→ Your instructions
In the records that follow, locate every line with "JSON" and extract it.

→ Dataset rows

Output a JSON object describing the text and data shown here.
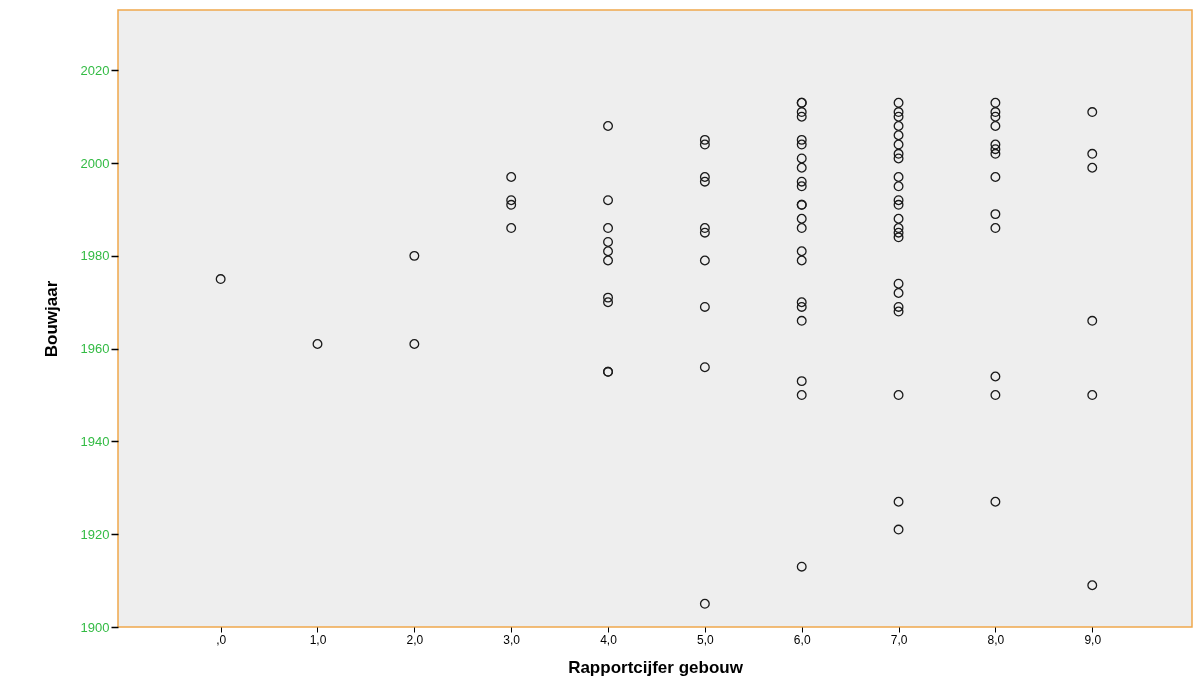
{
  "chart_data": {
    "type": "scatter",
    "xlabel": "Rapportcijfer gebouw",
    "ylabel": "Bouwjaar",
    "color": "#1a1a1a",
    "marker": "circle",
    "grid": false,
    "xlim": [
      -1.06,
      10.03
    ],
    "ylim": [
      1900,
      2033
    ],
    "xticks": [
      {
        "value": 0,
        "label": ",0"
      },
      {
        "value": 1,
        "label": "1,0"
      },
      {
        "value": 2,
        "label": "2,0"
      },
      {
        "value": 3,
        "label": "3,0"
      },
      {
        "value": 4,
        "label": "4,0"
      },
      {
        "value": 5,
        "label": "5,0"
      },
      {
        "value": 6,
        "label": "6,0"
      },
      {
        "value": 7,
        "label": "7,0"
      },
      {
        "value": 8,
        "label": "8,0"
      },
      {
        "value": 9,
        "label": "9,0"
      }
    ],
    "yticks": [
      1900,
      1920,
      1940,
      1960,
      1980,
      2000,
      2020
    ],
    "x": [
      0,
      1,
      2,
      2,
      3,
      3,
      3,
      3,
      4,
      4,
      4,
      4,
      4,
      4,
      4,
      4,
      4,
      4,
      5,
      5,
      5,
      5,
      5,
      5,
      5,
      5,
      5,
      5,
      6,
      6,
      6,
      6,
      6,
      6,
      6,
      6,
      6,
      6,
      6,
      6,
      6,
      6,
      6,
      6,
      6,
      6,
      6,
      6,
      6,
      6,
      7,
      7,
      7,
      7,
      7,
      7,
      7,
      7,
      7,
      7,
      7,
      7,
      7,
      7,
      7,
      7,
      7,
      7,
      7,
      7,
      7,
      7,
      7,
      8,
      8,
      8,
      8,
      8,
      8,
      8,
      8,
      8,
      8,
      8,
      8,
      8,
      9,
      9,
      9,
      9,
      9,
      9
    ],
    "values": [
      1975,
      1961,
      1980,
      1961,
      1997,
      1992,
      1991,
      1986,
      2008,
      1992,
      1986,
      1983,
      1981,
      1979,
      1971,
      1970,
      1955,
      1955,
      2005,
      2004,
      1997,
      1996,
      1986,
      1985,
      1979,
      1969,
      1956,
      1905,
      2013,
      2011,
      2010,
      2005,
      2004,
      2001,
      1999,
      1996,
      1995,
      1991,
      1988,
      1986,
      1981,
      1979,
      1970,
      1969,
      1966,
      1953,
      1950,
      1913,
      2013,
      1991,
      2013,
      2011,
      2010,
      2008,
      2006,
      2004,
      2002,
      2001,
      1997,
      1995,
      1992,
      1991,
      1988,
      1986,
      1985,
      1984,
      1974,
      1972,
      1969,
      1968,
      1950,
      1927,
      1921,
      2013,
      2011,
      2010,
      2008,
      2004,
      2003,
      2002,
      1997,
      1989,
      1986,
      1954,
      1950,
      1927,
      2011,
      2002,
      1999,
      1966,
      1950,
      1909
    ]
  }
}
* * *
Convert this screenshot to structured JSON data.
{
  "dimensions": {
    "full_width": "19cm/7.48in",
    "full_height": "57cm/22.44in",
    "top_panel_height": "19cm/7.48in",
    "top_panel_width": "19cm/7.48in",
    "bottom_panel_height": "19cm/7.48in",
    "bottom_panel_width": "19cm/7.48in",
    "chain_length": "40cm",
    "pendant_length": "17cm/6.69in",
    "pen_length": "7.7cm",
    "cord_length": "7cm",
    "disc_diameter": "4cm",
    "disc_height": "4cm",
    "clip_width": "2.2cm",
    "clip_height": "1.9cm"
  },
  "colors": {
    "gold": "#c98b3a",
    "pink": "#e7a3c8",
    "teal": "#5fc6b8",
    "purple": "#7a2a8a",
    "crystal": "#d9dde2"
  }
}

→ The response
Output a JSON object describing the text and data shown here.
Convert this screenshot to structured JSON data.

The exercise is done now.